● WHAT TO WORK ON: Look through the data below and return each line where "packages" appears.

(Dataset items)
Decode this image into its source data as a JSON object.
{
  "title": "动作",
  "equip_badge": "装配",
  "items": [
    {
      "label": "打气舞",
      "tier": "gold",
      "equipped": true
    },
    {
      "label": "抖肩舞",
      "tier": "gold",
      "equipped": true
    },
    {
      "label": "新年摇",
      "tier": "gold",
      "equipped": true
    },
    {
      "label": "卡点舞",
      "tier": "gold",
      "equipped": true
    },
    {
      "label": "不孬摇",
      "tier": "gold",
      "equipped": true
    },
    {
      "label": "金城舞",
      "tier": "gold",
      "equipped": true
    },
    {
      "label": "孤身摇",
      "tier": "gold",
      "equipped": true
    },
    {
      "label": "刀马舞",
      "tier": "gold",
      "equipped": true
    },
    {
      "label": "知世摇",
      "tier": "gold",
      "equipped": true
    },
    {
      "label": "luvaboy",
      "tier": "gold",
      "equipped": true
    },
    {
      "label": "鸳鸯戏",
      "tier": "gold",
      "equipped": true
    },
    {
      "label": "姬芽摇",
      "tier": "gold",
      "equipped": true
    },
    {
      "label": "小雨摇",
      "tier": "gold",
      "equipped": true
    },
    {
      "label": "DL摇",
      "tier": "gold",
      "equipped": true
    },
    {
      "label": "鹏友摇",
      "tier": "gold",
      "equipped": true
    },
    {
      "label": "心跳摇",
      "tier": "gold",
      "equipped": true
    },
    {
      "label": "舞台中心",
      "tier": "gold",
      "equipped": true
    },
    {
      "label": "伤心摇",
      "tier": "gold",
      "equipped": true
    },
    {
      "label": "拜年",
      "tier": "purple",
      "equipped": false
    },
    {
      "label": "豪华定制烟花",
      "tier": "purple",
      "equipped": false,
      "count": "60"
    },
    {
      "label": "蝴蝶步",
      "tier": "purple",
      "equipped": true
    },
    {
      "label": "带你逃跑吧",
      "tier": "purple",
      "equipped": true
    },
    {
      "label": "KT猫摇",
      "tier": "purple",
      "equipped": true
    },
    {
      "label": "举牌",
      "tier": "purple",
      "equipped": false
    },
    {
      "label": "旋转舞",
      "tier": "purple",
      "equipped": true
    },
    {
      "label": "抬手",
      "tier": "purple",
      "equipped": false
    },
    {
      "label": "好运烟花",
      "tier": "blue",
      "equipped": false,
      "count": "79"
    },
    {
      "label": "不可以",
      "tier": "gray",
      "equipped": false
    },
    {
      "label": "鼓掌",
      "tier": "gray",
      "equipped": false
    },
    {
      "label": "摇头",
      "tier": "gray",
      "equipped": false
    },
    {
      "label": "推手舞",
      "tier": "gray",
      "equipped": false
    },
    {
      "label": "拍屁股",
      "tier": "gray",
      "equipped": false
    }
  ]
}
...
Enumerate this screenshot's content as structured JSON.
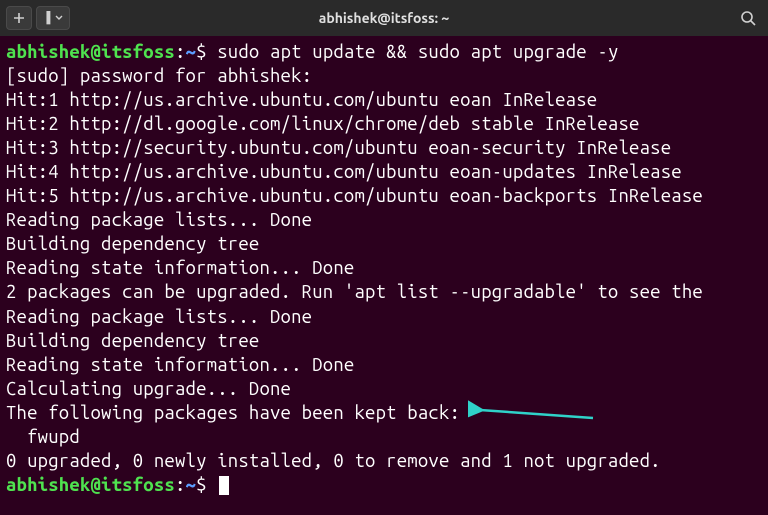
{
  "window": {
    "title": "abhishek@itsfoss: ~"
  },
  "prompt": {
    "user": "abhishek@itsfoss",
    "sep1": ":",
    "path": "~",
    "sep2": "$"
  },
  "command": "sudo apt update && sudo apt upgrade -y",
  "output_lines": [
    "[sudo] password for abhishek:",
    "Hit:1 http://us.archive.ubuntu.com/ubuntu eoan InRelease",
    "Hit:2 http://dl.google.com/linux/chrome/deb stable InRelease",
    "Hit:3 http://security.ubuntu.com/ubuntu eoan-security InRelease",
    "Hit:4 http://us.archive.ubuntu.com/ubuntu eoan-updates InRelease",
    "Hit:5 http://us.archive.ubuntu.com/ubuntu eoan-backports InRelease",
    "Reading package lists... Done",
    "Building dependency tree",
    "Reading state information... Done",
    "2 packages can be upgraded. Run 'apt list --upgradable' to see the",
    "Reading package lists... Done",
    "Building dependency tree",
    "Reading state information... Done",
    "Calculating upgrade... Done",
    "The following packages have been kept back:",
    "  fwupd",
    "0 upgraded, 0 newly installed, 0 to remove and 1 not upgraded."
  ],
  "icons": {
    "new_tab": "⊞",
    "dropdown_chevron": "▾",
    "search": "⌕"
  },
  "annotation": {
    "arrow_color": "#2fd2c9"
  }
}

● RESPONSE:
    "2 packages can be upgraded. Run 'apt list --upgradable' to see the",
    "The following packages have been kept back:",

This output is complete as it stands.